[Data items]
#####
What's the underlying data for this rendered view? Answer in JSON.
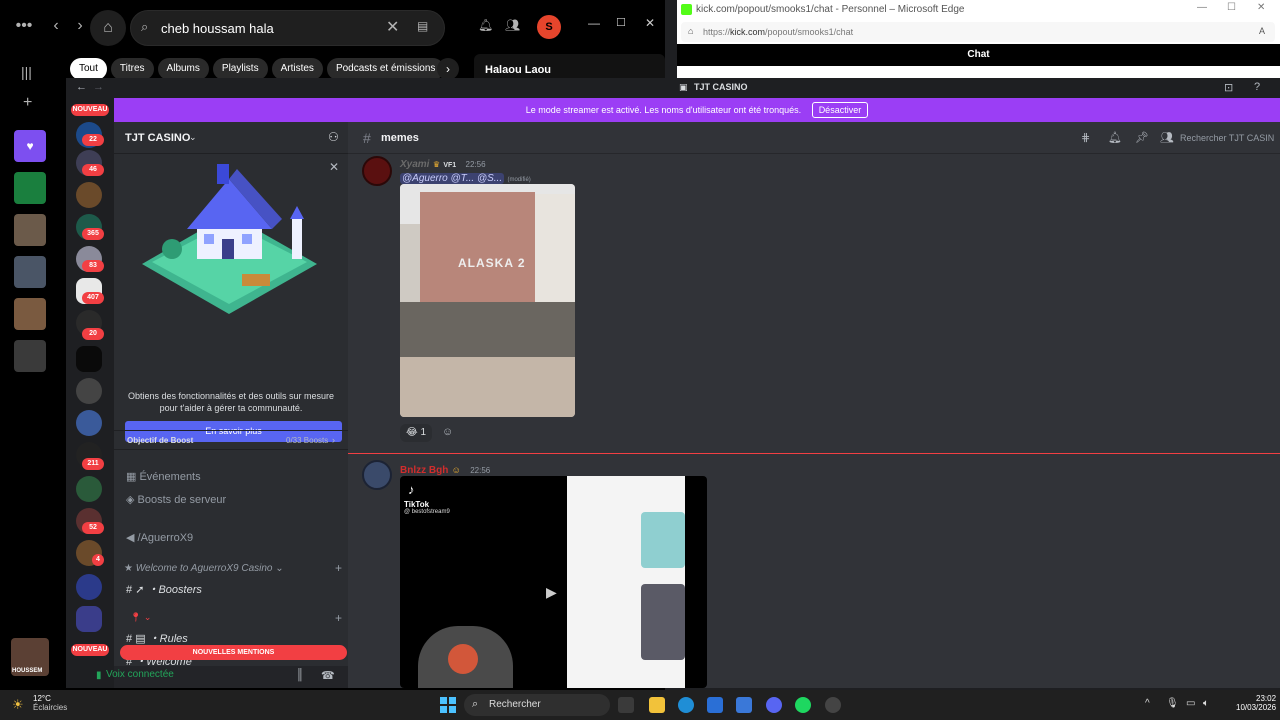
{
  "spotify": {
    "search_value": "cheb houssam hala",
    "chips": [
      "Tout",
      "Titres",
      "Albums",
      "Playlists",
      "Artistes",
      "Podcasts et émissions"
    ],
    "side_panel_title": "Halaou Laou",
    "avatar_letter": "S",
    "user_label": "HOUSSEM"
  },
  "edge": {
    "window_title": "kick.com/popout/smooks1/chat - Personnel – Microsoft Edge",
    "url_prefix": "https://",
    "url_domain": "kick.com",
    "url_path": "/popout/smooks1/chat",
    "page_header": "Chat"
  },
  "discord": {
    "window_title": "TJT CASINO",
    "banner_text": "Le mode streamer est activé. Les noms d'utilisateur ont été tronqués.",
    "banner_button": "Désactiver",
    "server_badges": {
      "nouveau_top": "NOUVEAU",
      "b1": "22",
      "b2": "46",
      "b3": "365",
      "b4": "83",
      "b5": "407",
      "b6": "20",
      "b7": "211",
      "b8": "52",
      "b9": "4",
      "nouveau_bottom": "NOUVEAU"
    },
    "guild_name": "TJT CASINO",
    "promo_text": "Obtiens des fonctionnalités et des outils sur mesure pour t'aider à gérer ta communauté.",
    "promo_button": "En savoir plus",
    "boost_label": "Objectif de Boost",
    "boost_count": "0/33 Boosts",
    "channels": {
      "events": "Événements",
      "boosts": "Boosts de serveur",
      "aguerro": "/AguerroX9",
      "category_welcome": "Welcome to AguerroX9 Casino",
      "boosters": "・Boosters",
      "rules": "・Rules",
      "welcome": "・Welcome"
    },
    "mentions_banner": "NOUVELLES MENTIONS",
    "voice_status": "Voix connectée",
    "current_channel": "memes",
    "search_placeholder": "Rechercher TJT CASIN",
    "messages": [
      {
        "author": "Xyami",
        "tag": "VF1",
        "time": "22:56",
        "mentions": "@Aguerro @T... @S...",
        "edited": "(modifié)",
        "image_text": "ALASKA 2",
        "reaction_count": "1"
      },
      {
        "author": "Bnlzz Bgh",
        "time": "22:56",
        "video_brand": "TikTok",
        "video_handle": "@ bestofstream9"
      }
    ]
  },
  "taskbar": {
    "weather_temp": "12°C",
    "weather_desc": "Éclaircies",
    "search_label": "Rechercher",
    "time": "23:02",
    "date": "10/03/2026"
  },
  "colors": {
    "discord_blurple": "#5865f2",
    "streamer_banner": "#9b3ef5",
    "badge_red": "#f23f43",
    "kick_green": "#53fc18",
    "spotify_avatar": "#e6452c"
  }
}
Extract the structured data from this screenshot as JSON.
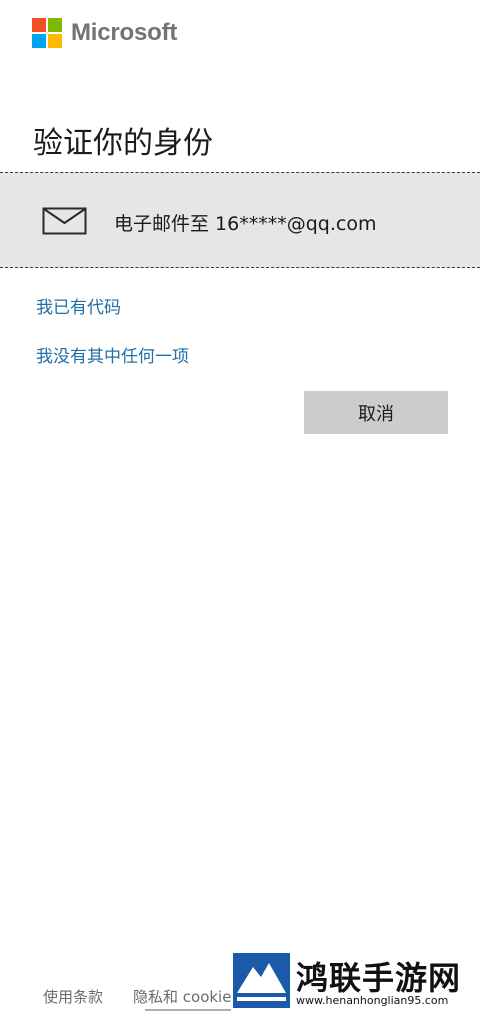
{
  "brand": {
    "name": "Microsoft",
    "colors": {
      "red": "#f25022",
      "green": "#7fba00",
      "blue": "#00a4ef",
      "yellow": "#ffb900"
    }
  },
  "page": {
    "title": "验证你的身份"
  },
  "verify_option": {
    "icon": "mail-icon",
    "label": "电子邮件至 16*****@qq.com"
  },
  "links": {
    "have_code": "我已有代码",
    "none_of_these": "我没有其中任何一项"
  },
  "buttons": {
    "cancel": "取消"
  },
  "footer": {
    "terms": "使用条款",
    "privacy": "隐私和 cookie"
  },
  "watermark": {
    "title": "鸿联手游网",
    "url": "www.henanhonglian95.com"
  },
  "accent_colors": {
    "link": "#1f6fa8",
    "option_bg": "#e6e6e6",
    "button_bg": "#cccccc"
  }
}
#####
* Requirement
Print out the whole of the material word for word, without pictures.

* Answer to the problem
What's the underlying data for this rendered view? Answer in JSON.
{
  "spotify": {
    "search_value": "cheb houssam hala",
    "chips": [
      "Tout",
      "Titres",
      "Albums",
      "Playlists",
      "Artistes",
      "Podcasts et émissions"
    ],
    "side_panel_title": "Halaou Laou",
    "avatar_letter": "S",
    "user_label": "HOUSSEM"
  },
  "edge": {
    "window_title": "kick.com/popout/smooks1/chat - Personnel – Microsoft Edge",
    "url_prefix": "https://",
    "url_domain": "kick.com",
    "url_path": "/popout/smooks1/chat",
    "page_header": "Chat"
  },
  "discord": {
    "window_title": "TJT CASINO",
    "banner_text": "Le mode streamer est activé. Les noms d'utilisateur ont été tronqués.",
    "banner_button": "Désactiver",
    "server_badges": {
      "nouveau_top": "NOUVEAU",
      "b1": "22",
      "b2": "46",
      "b3": "365",
      "b4": "83",
      "b5": "407",
      "b6": "20",
      "b7": "211",
      "b8": "52",
      "b9": "4",
      "nouveau_bottom": "NOUVEAU"
    },
    "guild_name": "TJT CASINO",
    "promo_text": "Obtiens des fonctionnalités et des outils sur mesure pour t'aider à gérer ta communauté.",
    "promo_button": "En savoir plus",
    "boost_label": "Objectif de Boost",
    "boost_count": "0/33 Boosts",
    "channels": {
      "events": "Événements",
      "boosts": "Boosts de serveur",
      "aguerro": "/AguerroX9",
      "category_welcome": "Welcome to AguerroX9 Casino",
      "boosters": "・Boosters",
      "rules": "・Rules",
      "welcome": "・Welcome"
    },
    "mentions_banner": "NOUVELLES MENTIONS",
    "voice_status": "Voix connectée",
    "current_channel": "memes",
    "search_placeholder": "Rechercher TJT CASIN",
    "messages": [
      {
        "author": "Xyami",
        "tag": "VF1",
        "time": "22:56",
        "mentions": "@Aguerro @T... @S...",
        "edited": "(modifié)",
        "image_text": "ALASKA 2",
        "reaction_count": "1"
      },
      {
        "author": "Bnlzz Bgh",
        "time": "22:56",
        "video_brand": "TikTok",
        "video_handle": "@ bestofstream9"
      }
    ]
  },
  "taskbar": {
    "weather_temp": "12°C",
    "weather_desc": "Éclaircies",
    "search_label": "Rechercher",
    "time": "23:02",
    "date": "10/03/2026"
  },
  "colors": {
    "discord_blurple": "#5865f2",
    "streamer_banner": "#9b3ef5",
    "badge_red": "#f23f43",
    "kick_green": "#53fc18",
    "spotify_avatar": "#e6452c"
  }
}
Extract the structured data from this screenshot as JSON.
{
  "brand": {
    "name": "Microsoft",
    "colors": {
      "red": "#f25022",
      "green": "#7fba00",
      "blue": "#00a4ef",
      "yellow": "#ffb900"
    }
  },
  "page": {
    "title": "验证你的身份"
  },
  "verify_option": {
    "icon": "mail-icon",
    "label": "电子邮件至 16*****@qq.com"
  },
  "links": {
    "have_code": "我已有代码",
    "none_of_these": "我没有其中任何一项"
  },
  "buttons": {
    "cancel": "取消"
  },
  "footer": {
    "terms": "使用条款",
    "privacy": "隐私和 cookie"
  },
  "watermark": {
    "title": "鸿联手游网",
    "url": "www.henanhonglian95.com"
  },
  "accent_colors": {
    "link": "#1f6fa8",
    "option_bg": "#e6e6e6",
    "button_bg": "#cccccc"
  }
}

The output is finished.